++++ SUPPLIED RECORDS ++++

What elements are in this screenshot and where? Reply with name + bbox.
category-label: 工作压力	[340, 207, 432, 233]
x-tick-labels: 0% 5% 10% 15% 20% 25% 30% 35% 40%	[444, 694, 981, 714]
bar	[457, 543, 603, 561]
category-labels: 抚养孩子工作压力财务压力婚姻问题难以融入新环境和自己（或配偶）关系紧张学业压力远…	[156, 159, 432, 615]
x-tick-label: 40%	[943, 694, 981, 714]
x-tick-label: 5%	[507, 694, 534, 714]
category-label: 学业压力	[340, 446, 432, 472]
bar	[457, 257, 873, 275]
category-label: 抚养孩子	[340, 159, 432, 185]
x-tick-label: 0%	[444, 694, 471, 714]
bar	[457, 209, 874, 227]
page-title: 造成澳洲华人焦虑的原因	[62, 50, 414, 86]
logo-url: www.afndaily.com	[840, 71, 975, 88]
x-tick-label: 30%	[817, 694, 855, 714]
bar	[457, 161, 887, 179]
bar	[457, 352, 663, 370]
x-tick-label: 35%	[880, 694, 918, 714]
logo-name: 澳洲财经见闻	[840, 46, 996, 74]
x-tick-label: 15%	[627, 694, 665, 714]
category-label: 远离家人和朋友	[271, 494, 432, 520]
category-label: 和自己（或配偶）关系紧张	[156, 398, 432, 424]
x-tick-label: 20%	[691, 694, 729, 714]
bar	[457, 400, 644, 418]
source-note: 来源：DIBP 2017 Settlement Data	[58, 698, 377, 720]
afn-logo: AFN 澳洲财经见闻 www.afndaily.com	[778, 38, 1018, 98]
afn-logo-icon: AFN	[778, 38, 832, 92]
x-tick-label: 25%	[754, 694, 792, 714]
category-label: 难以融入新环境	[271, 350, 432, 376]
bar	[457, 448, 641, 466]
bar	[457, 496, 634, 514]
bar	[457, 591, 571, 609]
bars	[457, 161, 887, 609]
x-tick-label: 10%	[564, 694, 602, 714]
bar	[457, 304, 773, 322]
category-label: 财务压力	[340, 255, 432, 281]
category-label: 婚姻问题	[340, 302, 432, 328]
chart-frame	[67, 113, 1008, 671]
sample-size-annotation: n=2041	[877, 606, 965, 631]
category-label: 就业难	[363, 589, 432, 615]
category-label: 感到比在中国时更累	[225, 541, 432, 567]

++++

> _WRITTEN INSTRUCTION_
Can you convert everything from the first line through the line containing "159, 432, 615]", both included, into a JSON list of strings with one string per line and any blank lines left out?

> _SOLUTION_
[
  "What elements are in this screenshot and where? Reply with name + bbox.",
  "category-label: 工作压力\t[340, 207, 432, 233]",
  "x-tick-labels: 0% 5% 10% 15% 20% 25% 30% 35% 40%\t[444, 694, 981, 714]",
  "bar\t[457, 543, 603, 561]",
  "category-labels: 抚养孩子工作压力财务压力婚姻问题难以融入新环境和自己（或配偶）关系紧张学业压力远…\t[156, 159, 432, 615]"
]